#### Task description
Rewrite the stretch of data from the line containing "localize each UI" through the line containing "- radio-checked-icon: [8, 55, 15, 62]", replacing "calendar-day" with "calendar-date" throughout and leaving everything else unchanged. Omit the pictures from your answer.

#### Dataset
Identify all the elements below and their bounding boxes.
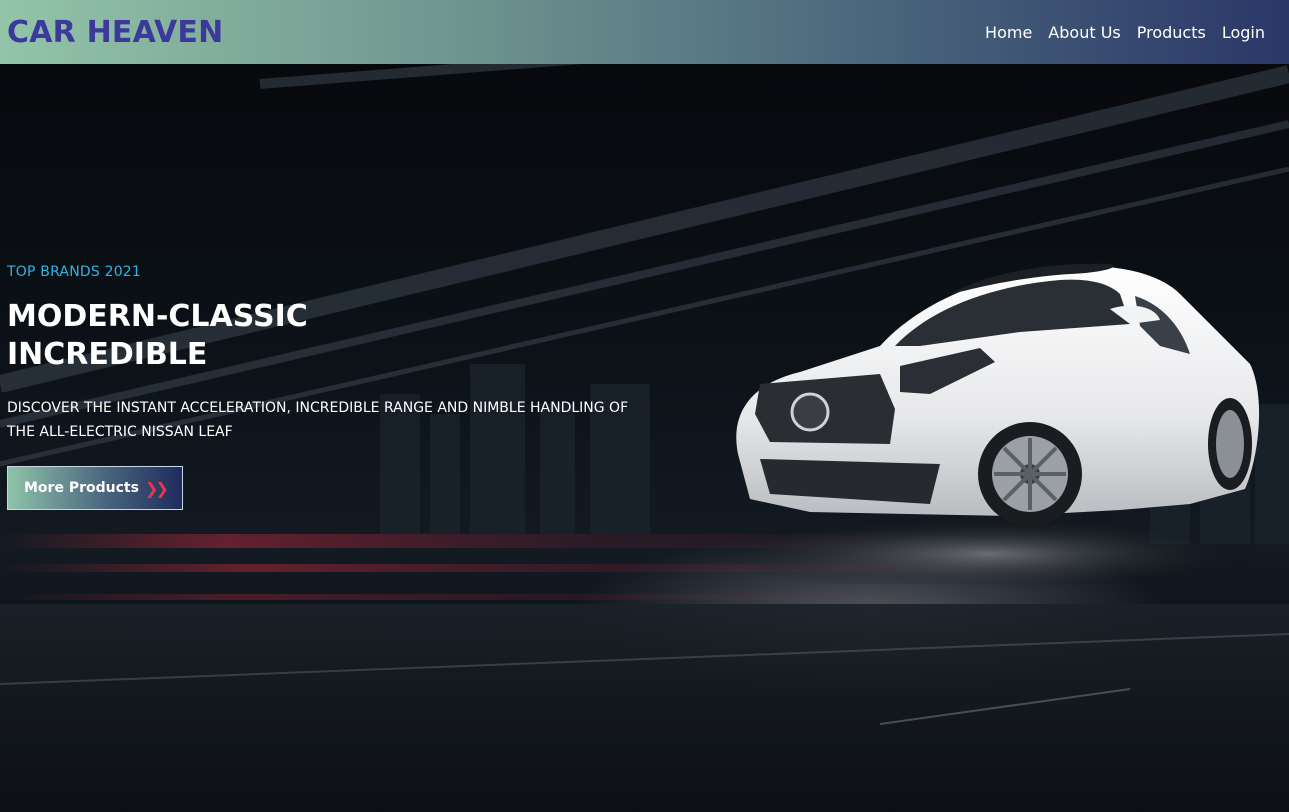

==

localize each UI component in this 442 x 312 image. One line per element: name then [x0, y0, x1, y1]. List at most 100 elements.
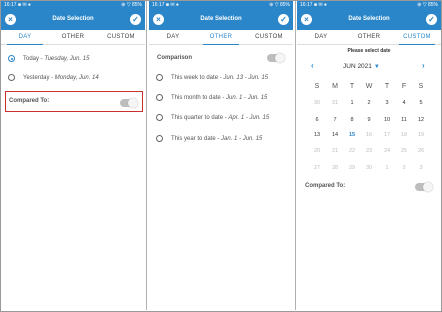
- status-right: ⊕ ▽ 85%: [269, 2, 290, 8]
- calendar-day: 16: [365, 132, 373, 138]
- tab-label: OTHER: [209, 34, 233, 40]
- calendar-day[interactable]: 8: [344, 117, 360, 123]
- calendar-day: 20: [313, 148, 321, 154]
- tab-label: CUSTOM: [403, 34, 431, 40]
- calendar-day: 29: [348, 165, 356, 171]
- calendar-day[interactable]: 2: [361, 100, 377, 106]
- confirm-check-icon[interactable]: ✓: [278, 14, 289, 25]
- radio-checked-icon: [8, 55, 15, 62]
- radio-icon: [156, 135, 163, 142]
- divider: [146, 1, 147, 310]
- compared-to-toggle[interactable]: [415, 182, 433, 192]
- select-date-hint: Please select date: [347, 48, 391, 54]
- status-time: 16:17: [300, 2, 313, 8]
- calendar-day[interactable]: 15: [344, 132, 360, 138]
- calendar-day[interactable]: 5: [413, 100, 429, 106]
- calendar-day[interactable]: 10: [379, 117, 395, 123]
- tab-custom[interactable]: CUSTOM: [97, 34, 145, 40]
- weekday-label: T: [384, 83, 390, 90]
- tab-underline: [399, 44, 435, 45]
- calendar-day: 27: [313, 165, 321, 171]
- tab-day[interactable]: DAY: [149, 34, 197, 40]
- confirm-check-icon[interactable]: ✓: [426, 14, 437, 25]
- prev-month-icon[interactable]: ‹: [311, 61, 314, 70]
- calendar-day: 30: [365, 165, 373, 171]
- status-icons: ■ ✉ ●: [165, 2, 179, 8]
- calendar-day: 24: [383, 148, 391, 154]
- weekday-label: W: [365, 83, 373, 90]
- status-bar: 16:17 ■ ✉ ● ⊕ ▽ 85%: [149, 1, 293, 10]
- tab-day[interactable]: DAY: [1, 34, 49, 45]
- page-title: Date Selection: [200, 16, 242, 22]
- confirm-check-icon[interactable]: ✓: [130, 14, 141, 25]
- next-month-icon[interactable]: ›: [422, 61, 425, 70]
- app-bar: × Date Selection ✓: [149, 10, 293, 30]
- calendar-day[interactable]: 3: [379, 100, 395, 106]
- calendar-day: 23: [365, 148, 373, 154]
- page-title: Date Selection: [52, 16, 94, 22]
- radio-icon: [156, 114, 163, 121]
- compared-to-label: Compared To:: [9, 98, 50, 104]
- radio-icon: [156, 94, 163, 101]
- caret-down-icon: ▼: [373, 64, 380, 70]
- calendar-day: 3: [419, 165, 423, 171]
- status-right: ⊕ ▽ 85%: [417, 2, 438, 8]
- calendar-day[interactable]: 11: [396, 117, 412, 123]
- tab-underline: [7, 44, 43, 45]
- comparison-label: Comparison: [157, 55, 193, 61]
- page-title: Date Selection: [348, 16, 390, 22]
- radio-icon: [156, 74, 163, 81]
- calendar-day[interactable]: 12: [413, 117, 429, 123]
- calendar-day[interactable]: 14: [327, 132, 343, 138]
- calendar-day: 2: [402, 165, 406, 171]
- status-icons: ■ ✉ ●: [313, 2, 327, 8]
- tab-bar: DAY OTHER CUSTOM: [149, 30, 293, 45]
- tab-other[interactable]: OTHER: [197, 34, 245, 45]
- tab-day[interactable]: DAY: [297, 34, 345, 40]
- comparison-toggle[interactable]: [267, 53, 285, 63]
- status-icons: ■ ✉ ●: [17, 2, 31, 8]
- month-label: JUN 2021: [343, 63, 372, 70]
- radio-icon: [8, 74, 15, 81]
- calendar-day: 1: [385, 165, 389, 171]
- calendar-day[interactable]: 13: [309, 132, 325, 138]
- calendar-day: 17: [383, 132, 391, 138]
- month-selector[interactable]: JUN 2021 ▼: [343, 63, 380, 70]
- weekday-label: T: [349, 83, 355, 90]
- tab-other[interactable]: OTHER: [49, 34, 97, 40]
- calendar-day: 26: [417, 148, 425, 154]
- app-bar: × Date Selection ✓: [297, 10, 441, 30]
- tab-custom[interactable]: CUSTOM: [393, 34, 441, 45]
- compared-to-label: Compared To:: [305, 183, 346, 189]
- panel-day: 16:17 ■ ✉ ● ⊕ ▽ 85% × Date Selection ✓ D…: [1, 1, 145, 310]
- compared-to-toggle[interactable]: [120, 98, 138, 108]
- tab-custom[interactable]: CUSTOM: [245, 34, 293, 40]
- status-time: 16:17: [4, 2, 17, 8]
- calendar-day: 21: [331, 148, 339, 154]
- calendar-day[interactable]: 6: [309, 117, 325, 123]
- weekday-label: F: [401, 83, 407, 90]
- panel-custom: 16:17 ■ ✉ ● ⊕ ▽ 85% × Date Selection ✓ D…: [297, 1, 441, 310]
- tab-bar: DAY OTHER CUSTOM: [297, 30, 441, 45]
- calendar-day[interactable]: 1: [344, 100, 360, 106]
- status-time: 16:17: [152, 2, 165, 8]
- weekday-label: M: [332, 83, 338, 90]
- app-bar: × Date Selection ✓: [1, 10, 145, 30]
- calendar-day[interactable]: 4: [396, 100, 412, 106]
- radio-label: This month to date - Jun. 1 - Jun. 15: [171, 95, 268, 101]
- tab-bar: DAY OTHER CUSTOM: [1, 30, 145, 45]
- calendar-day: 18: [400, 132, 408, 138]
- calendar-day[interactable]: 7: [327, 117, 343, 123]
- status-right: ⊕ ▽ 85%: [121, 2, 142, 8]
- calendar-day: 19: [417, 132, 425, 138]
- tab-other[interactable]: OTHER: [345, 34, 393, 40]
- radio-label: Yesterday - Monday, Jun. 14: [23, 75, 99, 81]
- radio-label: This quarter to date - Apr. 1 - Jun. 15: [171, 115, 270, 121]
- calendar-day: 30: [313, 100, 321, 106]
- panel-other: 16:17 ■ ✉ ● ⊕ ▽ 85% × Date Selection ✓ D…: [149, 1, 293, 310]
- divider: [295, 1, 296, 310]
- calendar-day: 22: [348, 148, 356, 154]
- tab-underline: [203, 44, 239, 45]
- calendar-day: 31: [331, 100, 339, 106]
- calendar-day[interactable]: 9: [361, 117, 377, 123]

#### Worked answer
localize each UI component in this 442 x 312 image. One line per element: name then [x0, y0, x1, y1]. List at most 100 elements.
- status-right: ⊕ ▽ 85%: [269, 2, 290, 8]
- calendar-date: 16: [365, 132, 373, 138]
- tab-label: OTHER: [209, 34, 233, 40]
- calendar-date[interactable]: 8: [344, 117, 360, 123]
- calendar-date: 20: [313, 148, 321, 154]
- tab-label: CUSTOM: [403, 34, 431, 40]
- calendar-date: 29: [348, 165, 356, 171]
- calendar-date[interactable]: 2: [361, 100, 377, 106]
- confirm-check-icon[interactable]: ✓: [278, 14, 289, 25]
- radio-checked-icon: [8, 55, 15, 62]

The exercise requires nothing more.